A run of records
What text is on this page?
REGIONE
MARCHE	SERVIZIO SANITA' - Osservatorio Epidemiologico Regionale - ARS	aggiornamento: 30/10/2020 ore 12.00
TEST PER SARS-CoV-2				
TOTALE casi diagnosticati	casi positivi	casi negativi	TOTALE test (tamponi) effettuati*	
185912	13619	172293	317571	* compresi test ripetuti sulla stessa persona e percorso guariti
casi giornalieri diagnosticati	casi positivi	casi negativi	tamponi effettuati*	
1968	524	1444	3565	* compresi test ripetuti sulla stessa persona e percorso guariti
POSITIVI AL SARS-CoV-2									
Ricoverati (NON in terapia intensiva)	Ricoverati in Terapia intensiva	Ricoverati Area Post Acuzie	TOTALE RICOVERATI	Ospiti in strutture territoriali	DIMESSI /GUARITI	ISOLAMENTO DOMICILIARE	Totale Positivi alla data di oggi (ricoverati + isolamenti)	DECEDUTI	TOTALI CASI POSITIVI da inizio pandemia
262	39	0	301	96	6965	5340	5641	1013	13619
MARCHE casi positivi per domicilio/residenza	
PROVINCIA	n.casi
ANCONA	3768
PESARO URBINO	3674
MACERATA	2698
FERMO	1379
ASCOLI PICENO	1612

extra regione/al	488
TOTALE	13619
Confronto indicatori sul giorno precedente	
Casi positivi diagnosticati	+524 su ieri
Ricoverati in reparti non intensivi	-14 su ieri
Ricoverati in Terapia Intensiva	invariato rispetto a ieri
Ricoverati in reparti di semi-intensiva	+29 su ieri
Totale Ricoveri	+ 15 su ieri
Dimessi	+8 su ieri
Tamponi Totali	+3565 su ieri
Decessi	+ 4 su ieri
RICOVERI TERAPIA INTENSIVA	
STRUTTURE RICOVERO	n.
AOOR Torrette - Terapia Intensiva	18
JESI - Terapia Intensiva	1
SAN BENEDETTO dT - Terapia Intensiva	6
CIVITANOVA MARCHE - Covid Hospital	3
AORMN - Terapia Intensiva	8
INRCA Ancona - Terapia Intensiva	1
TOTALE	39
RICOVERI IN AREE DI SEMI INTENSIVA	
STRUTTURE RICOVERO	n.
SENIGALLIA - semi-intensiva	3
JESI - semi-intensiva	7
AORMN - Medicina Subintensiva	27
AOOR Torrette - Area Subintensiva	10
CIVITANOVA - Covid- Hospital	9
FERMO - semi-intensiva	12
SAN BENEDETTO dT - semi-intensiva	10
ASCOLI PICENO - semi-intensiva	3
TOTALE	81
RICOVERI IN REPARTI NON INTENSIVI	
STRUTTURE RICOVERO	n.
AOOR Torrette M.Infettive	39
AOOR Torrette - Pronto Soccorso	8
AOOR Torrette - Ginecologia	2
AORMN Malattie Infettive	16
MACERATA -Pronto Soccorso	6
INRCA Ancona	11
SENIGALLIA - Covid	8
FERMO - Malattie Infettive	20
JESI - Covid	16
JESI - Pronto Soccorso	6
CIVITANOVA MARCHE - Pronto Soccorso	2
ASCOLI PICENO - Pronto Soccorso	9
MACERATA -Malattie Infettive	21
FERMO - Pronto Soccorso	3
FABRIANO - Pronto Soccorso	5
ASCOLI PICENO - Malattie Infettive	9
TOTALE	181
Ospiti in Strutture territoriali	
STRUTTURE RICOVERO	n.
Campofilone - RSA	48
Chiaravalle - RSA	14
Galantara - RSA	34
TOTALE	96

### [EXERCISE DIRECTIONS]
In the records, locate each line holding the string "Subintensiva" and copy it.

### [FULL OUTPUT]
AORMN - Medicina Subintensiva	27
AOOR Torrette - Area Subintensiva	10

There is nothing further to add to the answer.